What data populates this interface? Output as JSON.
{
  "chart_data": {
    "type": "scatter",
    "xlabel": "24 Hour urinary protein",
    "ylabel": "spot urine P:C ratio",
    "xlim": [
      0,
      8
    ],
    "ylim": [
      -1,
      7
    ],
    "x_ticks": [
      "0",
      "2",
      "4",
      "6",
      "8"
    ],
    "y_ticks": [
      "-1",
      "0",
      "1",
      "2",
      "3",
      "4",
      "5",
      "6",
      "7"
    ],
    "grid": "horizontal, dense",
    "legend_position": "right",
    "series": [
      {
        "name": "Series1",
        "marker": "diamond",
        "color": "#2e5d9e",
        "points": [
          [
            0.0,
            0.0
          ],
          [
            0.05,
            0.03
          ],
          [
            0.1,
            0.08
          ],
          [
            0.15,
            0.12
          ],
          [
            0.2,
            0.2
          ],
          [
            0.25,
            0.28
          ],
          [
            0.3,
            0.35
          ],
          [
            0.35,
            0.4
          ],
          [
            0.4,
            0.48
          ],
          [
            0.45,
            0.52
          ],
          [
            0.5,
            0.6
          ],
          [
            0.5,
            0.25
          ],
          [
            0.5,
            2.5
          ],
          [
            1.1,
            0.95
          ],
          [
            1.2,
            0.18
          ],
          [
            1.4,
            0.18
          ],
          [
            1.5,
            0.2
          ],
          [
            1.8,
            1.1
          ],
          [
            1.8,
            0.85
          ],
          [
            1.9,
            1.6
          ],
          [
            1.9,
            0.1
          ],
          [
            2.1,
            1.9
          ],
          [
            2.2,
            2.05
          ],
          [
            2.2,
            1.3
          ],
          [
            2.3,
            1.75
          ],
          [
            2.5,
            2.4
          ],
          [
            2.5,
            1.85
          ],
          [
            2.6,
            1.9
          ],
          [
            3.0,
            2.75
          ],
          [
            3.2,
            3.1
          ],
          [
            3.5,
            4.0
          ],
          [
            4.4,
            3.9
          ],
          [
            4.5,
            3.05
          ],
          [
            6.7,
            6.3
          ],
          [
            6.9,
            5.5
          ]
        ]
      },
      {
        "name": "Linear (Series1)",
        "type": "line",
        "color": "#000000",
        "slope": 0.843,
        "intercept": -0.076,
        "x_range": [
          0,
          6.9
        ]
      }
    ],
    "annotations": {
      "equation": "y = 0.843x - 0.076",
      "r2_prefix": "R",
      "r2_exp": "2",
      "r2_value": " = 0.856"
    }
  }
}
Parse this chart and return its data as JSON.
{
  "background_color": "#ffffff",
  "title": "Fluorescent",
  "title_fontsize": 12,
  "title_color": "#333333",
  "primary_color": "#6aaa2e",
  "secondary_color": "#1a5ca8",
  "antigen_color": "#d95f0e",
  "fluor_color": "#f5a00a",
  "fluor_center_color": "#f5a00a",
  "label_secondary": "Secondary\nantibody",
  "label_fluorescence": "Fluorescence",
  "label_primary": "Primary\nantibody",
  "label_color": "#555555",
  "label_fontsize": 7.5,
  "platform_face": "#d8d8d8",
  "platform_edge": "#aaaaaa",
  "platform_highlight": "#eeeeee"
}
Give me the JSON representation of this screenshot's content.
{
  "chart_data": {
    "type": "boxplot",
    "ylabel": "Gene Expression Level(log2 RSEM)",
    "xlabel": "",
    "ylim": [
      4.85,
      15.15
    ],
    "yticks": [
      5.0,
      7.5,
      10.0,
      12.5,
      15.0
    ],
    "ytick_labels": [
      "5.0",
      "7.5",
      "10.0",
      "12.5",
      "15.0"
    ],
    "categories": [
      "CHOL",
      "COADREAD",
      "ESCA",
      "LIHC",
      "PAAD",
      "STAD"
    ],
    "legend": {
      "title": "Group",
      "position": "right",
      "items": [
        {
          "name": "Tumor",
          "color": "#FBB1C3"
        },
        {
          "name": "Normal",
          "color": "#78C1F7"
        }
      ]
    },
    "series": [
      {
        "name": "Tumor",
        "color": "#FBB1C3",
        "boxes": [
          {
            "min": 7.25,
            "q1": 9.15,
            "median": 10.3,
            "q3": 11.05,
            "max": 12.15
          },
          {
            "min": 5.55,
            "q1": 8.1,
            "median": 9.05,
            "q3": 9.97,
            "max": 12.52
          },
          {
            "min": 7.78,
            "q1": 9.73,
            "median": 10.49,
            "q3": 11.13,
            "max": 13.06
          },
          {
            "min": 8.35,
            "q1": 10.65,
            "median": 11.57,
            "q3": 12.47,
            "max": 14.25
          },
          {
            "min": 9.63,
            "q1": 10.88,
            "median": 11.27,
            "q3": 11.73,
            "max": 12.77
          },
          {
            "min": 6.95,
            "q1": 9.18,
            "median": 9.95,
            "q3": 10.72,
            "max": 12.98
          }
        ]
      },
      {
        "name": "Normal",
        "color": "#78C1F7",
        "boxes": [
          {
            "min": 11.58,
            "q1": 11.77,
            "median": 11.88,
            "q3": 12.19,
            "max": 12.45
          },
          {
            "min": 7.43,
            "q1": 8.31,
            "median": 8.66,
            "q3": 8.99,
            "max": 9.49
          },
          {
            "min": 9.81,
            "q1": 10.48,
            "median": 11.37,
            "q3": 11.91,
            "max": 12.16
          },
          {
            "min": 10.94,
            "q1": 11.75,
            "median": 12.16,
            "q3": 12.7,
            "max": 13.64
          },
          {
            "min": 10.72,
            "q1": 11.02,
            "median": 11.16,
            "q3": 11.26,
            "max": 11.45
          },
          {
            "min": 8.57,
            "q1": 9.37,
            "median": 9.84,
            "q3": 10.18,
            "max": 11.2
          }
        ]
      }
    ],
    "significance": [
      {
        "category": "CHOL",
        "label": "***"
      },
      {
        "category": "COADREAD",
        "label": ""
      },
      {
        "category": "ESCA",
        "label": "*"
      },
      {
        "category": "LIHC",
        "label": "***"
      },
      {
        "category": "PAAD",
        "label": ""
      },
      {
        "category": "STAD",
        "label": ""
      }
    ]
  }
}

- - - -

Task to complete: After reading the listing, copy it out exactly and in full.

Task output:
What data populates this interface? Output as JSON.
{
  "chart_data": {
    "type": "scatter",
    "xlabel": "24 Hour urinary protein",
    "ylabel": "spot urine P:C ratio",
    "xlim": [
      0,
      8
    ],
    "ylim": [
      -1,
      7
    ],
    "x_ticks": [
      "0",
      "2",
      "4",
      "6",
      "8"
    ],
    "y_ticks": [
      "-1",
      "0",
      "1",
      "2",
      "3",
      "4",
      "5",
      "6",
      "7"
    ],
    "grid": "horizontal, dense",
    "legend_position": "right",
    "series": [
      {
        "name": "Series1",
        "marker": "diamond",
        "color": "#2e5d9e",
        "points": [
          [
            0.0,
            0.0
          ],
          [
            0.05,
            0.03
          ],
          [
            0.1,
            0.08
          ],
          [
            0.15,
            0.12
          ],
          [
            0.2,
            0.2
          ],
          [
            0.25,
            0.28
          ],
          [
            0.3,
            0.35
          ],
          [
            0.35,
            0.4
          ],
          [
            0.4,
            0.48
          ],
          [
            0.45,
            0.52
          ],
          [
            0.5,
            0.6
          ],
          [
            0.5,
            0.25
          ],
          [
            0.5,
            2.5
          ],
          [
            1.1,
            0.95
          ],
          [
            1.2,
            0.18
          ],
          [
            1.4,
            0.18
          ],
          [
            1.5,
            0.2
          ],
          [
            1.8,
            1.1
          ],
          [
            1.8,
            0.85
          ],
          [
            1.9,
            1.6
          ],
          [
            1.9,
            0.1
          ],
          [
            2.1,
            1.9
          ],
          [
            2.2,
            2.05
          ],
          [
            2.2,
            1.3
          ],
          [
            2.3,
            1.75
          ],
          [
            2.5,
            2.4
          ],
          [
            2.5,
            1.85
          ],
          [
            2.6,
            1.9
          ],
          [
            3.0,
            2.75
          ],
          [
            3.2,
            3.1
          ],
          [
            3.5,
            4.0
          ],
          [
            4.4,
            3.9
          ],
          [
            4.5,
            3.05
          ],
          [
            6.7,
            6.3
          ],
          [
            6.9,
            5.5
          ]
        ]
      },
      {
        "name": "Linear (Series1)",
        "type": "line",
        "color": "#000000",
        "slope": 0.843,
        "intercept": -0.076,
        "x_range": [
          0,
          6.9
        ]
      }
    ],
    "annotations": {
      "equation": "y = 0.843x - 0.076",
      "r2_prefix": "R",
      "r2_exp": "2",
      "r2_value": " = 0.856"
    }
  }
}
Parse this chart and return its data as JSON.
{
  "background_color": "#ffffff",
  "title": "Fluorescent",
  "title_fontsize": 12,
  "title_color": "#333333",
  "primary_color": "#6aaa2e",
  "secondary_color": "#1a5ca8",
  "antigen_color": "#d95f0e",
  "fluor_color": "#f5a00a",
  "fluor_center_color": "#f5a00a",
  "label_secondary": "Secondary\nantibody",
  "label_fluorescence": "Fluorescence",
  "label_primary": "Primary\nantibody",
  "label_color": "#555555",
  "label_fontsize": 7.5,
  "platform_face": "#d8d8d8",
  "platform_edge": "#aaaaaa",
  "platform_highlight": "#eeeeee"
}
Give me the JSON representation of this screenshot's content.
{
  "chart_data": {
    "type": "boxplot",
    "ylabel": "Gene Expression Level(log2 RSEM)",
    "xlabel": "",
    "ylim": [
      4.85,
      15.15
    ],
    "yticks": [
      5.0,
      7.5,
      10.0,
      12.5,
      15.0
    ],
    "ytick_labels": [
      "5.0",
      "7.5",
      "10.0",
      "12.5",
      "15.0"
    ],
    "categories": [
      "CHOL",
      "COADREAD",
      "ESCA",
      "LIHC",
      "PAAD",
      "STAD"
    ],
    "legend": {
      "title": "Group",
      "position": "right",
      "items": [
        {
          "name": "Tumor",
          "color": "#FBB1C3"
        },
        {
          "name": "Normal",
          "color": "#78C1F7"
        }
      ]
    },
    "series": [
      {
        "name": "Tumor",
        "color": "#FBB1C3",
        "boxes": [
          {
            "min": 7.25,
            "q1": 9.15,
            "median": 10.3,
            "q3": 11.05,
            "max": 12.15
          },
          {
            "min": 5.55,
            "q1": 8.1,
            "median": 9.05,
            "q3": 9.97,
            "max": 12.52
          },
          {
            "min": 7.78,
            "q1": 9.73,
            "median": 10.49,
            "q3": 11.13,
            "max": 13.06
          },
          {
            "min": 8.35,
            "q1": 10.65,
            "median": 11.57,
            "q3": 12.47,
            "max": 14.25
          },
          {
            "min": 9.63,
            "q1": 10.88,
            "median": 11.27,
            "q3": 11.73,
            "max": 12.77
          },
          {
            "min": 6.95,
            "q1": 9.18,
            "median": 9.95,
            "q3": 10.72,
            "max": 12.98
          }
        ]
      },
      {
        "name": "Normal",
        "color": "#78C1F7",
        "boxes": [
          {
            "min": 11.58,
            "q1": 11.77,
            "median": 11.88,
            "q3": 12.19,
            "max": 12.45
          },
          {
            "min": 7.43,
            "q1": 8.31,
            "median": 8.66,
            "q3": 8.99,
            "max": 9.49
          },
          {
            "min": 9.81,
            "q1": 10.48,
            "median": 11.37,
            "q3": 11.91,
            "max": 12.16
          },
          {
            "min": 10.94,
            "q1": 11.75,
            "median": 12.16,
            "q3": 12.7,
            "max": 13.64
          },
          {
            "min": 10.72,
            "q1": 11.02,
            "median": 11.16,
            "q3": 11.26,
            "max": 11.45
          },
          {
            "min": 8.57,
            "q1": 9.37,
            "median": 9.84,
            "q3": 10.18,
            "max": 11.2
          }
        ]
      }
    ],
    "significance": [
      {
        "category": "CHOL",
        "label": "***"
      },
      {
        "category": "COADREAD",
        "label": ""
      },
      {
        "category": "ESCA",
        "label": "*"
      },
      {
        "category": "LIHC",
        "label": "***"
      },
      {
        "category": "PAAD",
        "label": ""
      },
      {
        "category": "STAD",
        "label": ""
      }
    ]
  }
}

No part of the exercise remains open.